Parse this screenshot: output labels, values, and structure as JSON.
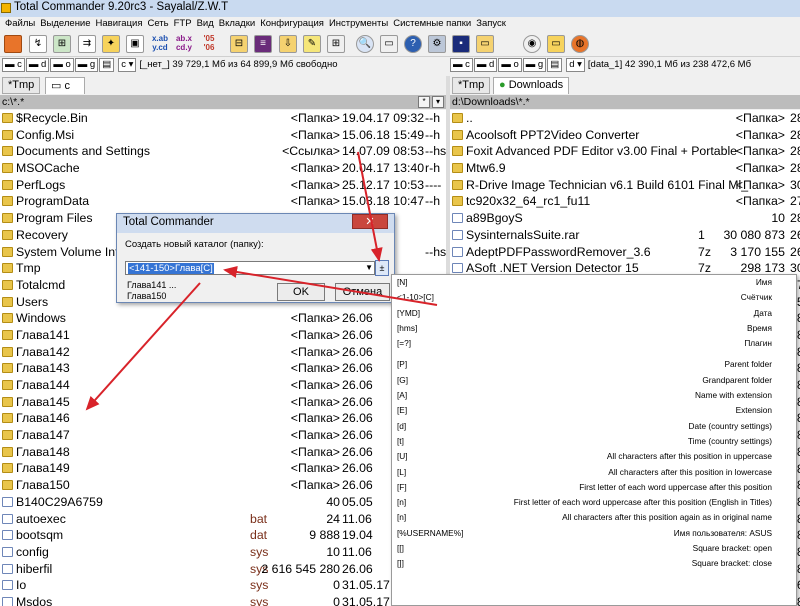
{
  "window": {
    "title": "Total Commander 9.20rc3 - Sayalal/Z.W.T"
  },
  "menu": [
    "Файлы",
    "Выделение",
    "Навигация",
    "Сеть",
    "FTP",
    "Вид",
    "Вкладки",
    "Конфигурация",
    "Инструменты",
    "Системные папки",
    "Запуск"
  ],
  "toolbar": {
    "b1": "x.ab\ny.cd",
    "b2": "ab.x\ncd.y",
    "b3": "'05\n'06"
  },
  "left": {
    "drives": [
      "c",
      "d",
      "o",
      "g"
    ],
    "drive_info": "[_нет_]  39 729,1 Мб из 64 899,9 Мб свободно",
    "tabs": [
      "*Tmp",
      "c"
    ],
    "path": "c:\\*.*",
    "rows": [
      {
        "name": "$Recycle.Bin",
        "ext": "",
        "size": "<Папка>",
        "date": "19.04.17 09:32",
        "attr": "--h",
        "type": "folder"
      },
      {
        "name": "Config.Msi",
        "ext": "",
        "size": "<Папка>",
        "date": "15.06.18 15:49",
        "attr": "--h",
        "type": "folder"
      },
      {
        "name": "Documents and Settings",
        "ext": "",
        "size": "<Ссылка>",
        "date": "14.07.09 08:53",
        "attr": "--hs",
        "type": "folder"
      },
      {
        "name": "MSOCache",
        "ext": "",
        "size": "<Папка>",
        "date": "20.04.17 13:40",
        "attr": "r-h",
        "type": "folder"
      },
      {
        "name": "PerfLogs",
        "ext": "",
        "size": "<Папка>",
        "date": "25.12.17 10:53",
        "attr": "----",
        "type": "folder"
      },
      {
        "name": "ProgramData",
        "ext": "",
        "size": "<Папка>",
        "date": "15.03.18 10:47",
        "attr": "--h",
        "type": "folder"
      },
      {
        "name": "Program Files",
        "ext": "",
        "size": "",
        "date": "",
        "attr": "",
        "type": "folder"
      },
      {
        "name": "Recovery",
        "ext": "",
        "size": "",
        "date": "",
        "attr": "",
        "type": "folder"
      },
      {
        "name": "System Volume Infor",
        "ext": "",
        "size": "",
        "date": "6:58",
        "attr": "--hs",
        "type": "folder"
      },
      {
        "name": "Tmp",
        "ext": "",
        "size": "",
        "date": "",
        "attr": "",
        "type": "folder"
      },
      {
        "name": "Totalcmd",
        "ext": "",
        "size": "",
        "date": "",
        "attr": "",
        "type": "folder"
      },
      {
        "name": "Users",
        "ext": "",
        "size": "",
        "date": "",
        "attr": "",
        "type": "folder"
      },
      {
        "name": "Windows",
        "ext": "",
        "size": "<Папка>",
        "date": "26.06",
        "attr": "",
        "type": "folder"
      },
      {
        "name": "Глава141",
        "ext": "",
        "size": "<Папка>",
        "date": "26.06",
        "attr": "",
        "type": "folder"
      },
      {
        "name": "Глава142",
        "ext": "",
        "size": "<Папка>",
        "date": "26.06",
        "attr": "",
        "type": "folder"
      },
      {
        "name": "Глава143",
        "ext": "",
        "size": "<Папка>",
        "date": "26.06",
        "attr": "",
        "type": "folder"
      },
      {
        "name": "Глава144",
        "ext": "",
        "size": "<Папка>",
        "date": "26.06",
        "attr": "",
        "type": "folder"
      },
      {
        "name": "Глава145",
        "ext": "",
        "size": "<Папка>",
        "date": "26.06",
        "attr": "",
        "type": "folder"
      },
      {
        "name": "Глава146",
        "ext": "",
        "size": "<Папка>",
        "date": "26.06",
        "attr": "",
        "type": "folder"
      },
      {
        "name": "Глава147",
        "ext": "",
        "size": "<Папка>",
        "date": "26.06",
        "attr": "",
        "type": "folder"
      },
      {
        "name": "Глава148",
        "ext": "",
        "size": "<Папка>",
        "date": "26.06",
        "attr": "",
        "type": "folder"
      },
      {
        "name": "Глава149",
        "ext": "",
        "size": "<Папка>",
        "date": "26.06",
        "attr": "",
        "type": "folder"
      },
      {
        "name": "Глава150",
        "ext": "",
        "size": "<Папка>",
        "date": "26.06",
        "attr": "",
        "type": "folder"
      },
      {
        "name": "B140C29A6759",
        "ext": "",
        "size": "40",
        "date": "05.05",
        "attr": "",
        "type": "file"
      },
      {
        "name": "autoexec",
        "ext": "bat",
        "size": "24",
        "date": "11.06",
        "attr": "",
        "type": "file"
      },
      {
        "name": "bootsqm",
        "ext": "dat",
        "size": "9 888",
        "date": "19.04",
        "attr": "",
        "type": "file"
      },
      {
        "name": "config",
        "ext": "sys",
        "size": "10",
        "date": "11.06",
        "attr": "",
        "type": "file"
      },
      {
        "name": "hiberfil",
        "ext": "sys",
        "size": "2 616 545 280",
        "date": "26.06",
        "attr": "",
        "type": "file"
      },
      {
        "name": "Io",
        "ext": "sys",
        "size": "0",
        "date": "31.05.17 16:59",
        "attr": "rah",
        "type": "file"
      },
      {
        "name": "Msdos",
        "ext": "sys",
        "size": "0",
        "date": "31.05.17 16:59",
        "attr": "rah",
        "type": "file"
      }
    ]
  },
  "right": {
    "drives": [
      "c",
      "d",
      "o",
      "g"
    ],
    "drive_info": "[data_1]  42 390,1 Мб из 238 472,6 Мб",
    "tabs": [
      "*Tmp",
      "Downloads"
    ],
    "path": "d:\\Downloads\\*.*",
    "rows": [
      {
        "name": "..",
        "ext": "",
        "size": "<Папка>",
        "date": "28",
        "type": "up"
      },
      {
        "name": "Acoolsoft PPT2Video Converter",
        "ext": "",
        "size": "<Папка>",
        "date": "28",
        "type": "folder"
      },
      {
        "name": "Foxit Advanced PDF Editor v3.00 Final + Portable",
        "ext": "",
        "size": "<Папка>",
        "date": "28",
        "type": "folder"
      },
      {
        "name": "Mtw6.9",
        "ext": "",
        "size": "<Папка>",
        "date": "28",
        "type": "folder"
      },
      {
        "name": "R-Drive Image Technician v6.1 Build 6101 Final Ml_",
        "ext": "",
        "size": "<Папка>",
        "date": "30",
        "type": "folder"
      },
      {
        "name": "tc920x32_64_rc1_fu11",
        "ext": "",
        "size": "<Папка>",
        "date": "27",
        "type": "folder"
      },
      {
        "name": "a89BgoyS",
        "ext": "",
        "size": "10",
        "date": "28",
        "type": "file"
      },
      {
        "name": "SysinternalsSuite.rar",
        "ext": "1",
        "size": "30 080 873",
        "date": "26",
        "type": "file"
      },
      {
        "name": "AdeptPDFPasswordRemover_3.6",
        "ext": "7z",
        "size": "3 170 155",
        "date": "26",
        "type": "file"
      },
      {
        "name": "ASoft .NET Version Detector 15",
        "ext": "7z",
        "size": "298 173",
        "date": "30",
        "type": "file"
      }
    ],
    "bottom_rows": [
      {
        "name": "UCMini_11.1.2.mod",
        "ext": "apk",
        "size": "3 190 390",
        "date": "26",
        "type": "file"
      },
      {
        "name": "3dvd_1.16.2",
        "ext": "exe",
        "size": "13 996 046",
        "date": "28",
        "type": "file"
      }
    ],
    "side_dates": [
      "27",
      "15",
      "28",
      "28",
      "28",
      "28",
      "28",
      "28",
      "28",
      "28",
      "28",
      "28",
      "28",
      "28",
      "28",
      "28",
      "28",
      "28"
    ]
  },
  "dialog": {
    "title": "Total Commander",
    "close": "✕",
    "label": "Создать новый каталог (папку):",
    "value": "<141-150>Глава[C]",
    "history": [
      "Глава141 ...",
      "Глава150"
    ],
    "ok": "OK",
    "cancel": "Отмена"
  },
  "popup": {
    "items": [
      {
        "k": "[N]",
        "v": "Имя"
      },
      {
        "k": "<1-10>[C]",
        "v": "Счётчик"
      },
      {
        "k": "[YMD]",
        "v": "Дата"
      },
      {
        "k": "[hms]",
        "v": "Время"
      },
      {
        "k": "[=?]",
        "v": "Плагин"
      },
      {
        "gap": true
      },
      {
        "k": "[P]",
        "v": "Parent folder"
      },
      {
        "k": "[G]",
        "v": "Grandparent folder"
      },
      {
        "k": "[A]",
        "v": "Name with extension"
      },
      {
        "k": "[E]",
        "v": "Extension"
      },
      {
        "k": "[d]",
        "v": "Date (country settings)"
      },
      {
        "k": "[t]",
        "v": "Time (country settings)"
      },
      {
        "k": "[U]",
        "v": "All characters after this position in uppercase"
      },
      {
        "k": "[L]",
        "v": "All characters after this position in lowercase"
      },
      {
        "k": "[F]",
        "v": "First letter of each word uppercase after this position"
      },
      {
        "k": "[n]",
        "v": "First letter of each word uppercase after this position (English in Titles)"
      },
      {
        "k": "[n]",
        "v": "All characters after this position again as in original name"
      },
      {
        "k": "[%USERNAME%]",
        "v": "Имя пользователя: ASUS"
      },
      {
        "k": "[[]",
        "v": "Square bracket: open"
      },
      {
        "k": "[]]",
        "v": "Square bracket: close"
      }
    ]
  },
  "colors": {
    "arrow": "#d8232a",
    "selection": "#3574d4",
    "folder": "#e9c54a",
    "ext": "#7a2f1a"
  }
}
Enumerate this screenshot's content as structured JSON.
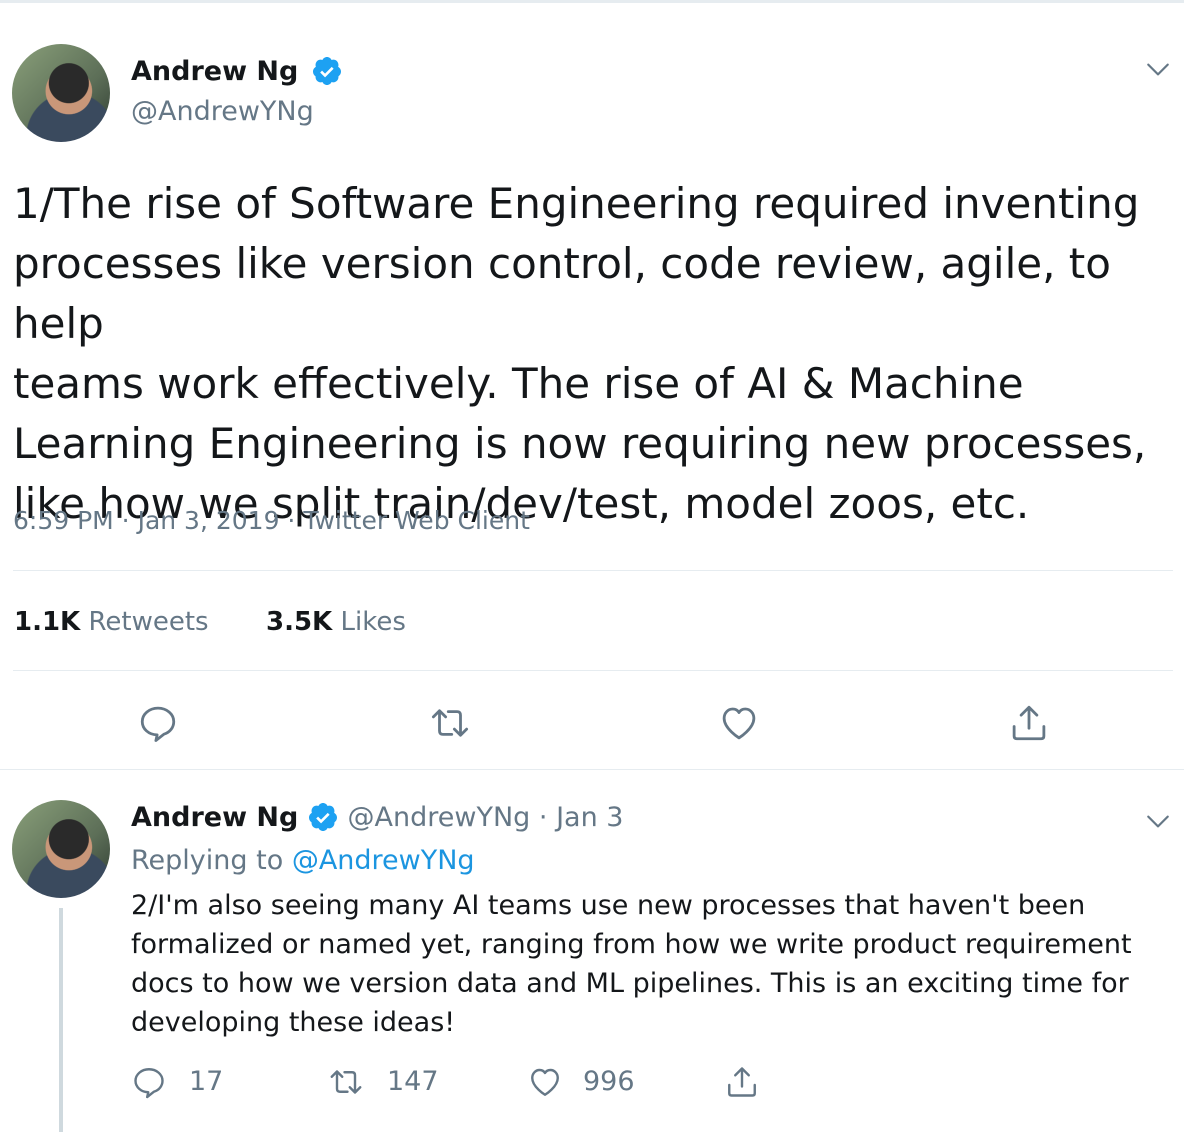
{
  "main_tweet": {
    "author_name": "Andrew Ng",
    "author_handle": "@AndrewYNg",
    "text_lines": [
      "1/The rise of Software Engineering required inventing",
      "processes like version control, code review, agile, to help",
      "teams work effectively. The rise of AI & Machine",
      "Learning Engineering is now requiring new processes,",
      "like how we split train/dev/test, model zoos, etc."
    ],
    "meta": "6:59 PM · Jan 3, 2019 · Twitter Web Client",
    "retweets_count": "1.1K",
    "retweets_label": "Retweets",
    "likes_count": "3.5K",
    "likes_label": "Likes",
    "icons": [
      "reply-icon",
      "retweet-icon",
      "like-icon",
      "share-icon",
      "chevron-down-icon",
      "verified-badge-icon"
    ]
  },
  "reply_tweet": {
    "author_name": "Andrew Ng",
    "author_handle": "@AndrewYNg",
    "dot": "·",
    "date": "Jan 3",
    "replying_label": "Replying to",
    "replying_to": "@AndrewYNg",
    "text_lines": [
      "2/I'm also seeing many AI teams use new processes that haven't been",
      "formalized or named yet, ranging from how we write product requirement",
      "docs to how we version data and ML pipelines. This is an exciting time for",
      "developing these ideas!"
    ],
    "reply_count": "17",
    "retweet_count": "147",
    "like_count": "996"
  },
  "colors": {
    "verified": "#1da1f2",
    "link": "#1b95e0",
    "muted": "#657786",
    "divider": "#e6ecf0"
  }
}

_ _ _ _ _

Gather each line holding the string "letter".

### EXERCISE RESPONSE:
        "v": "First letter of each word uppercase after this position"
        "v": "First letter of each word uppercase after this position (English in Titles)"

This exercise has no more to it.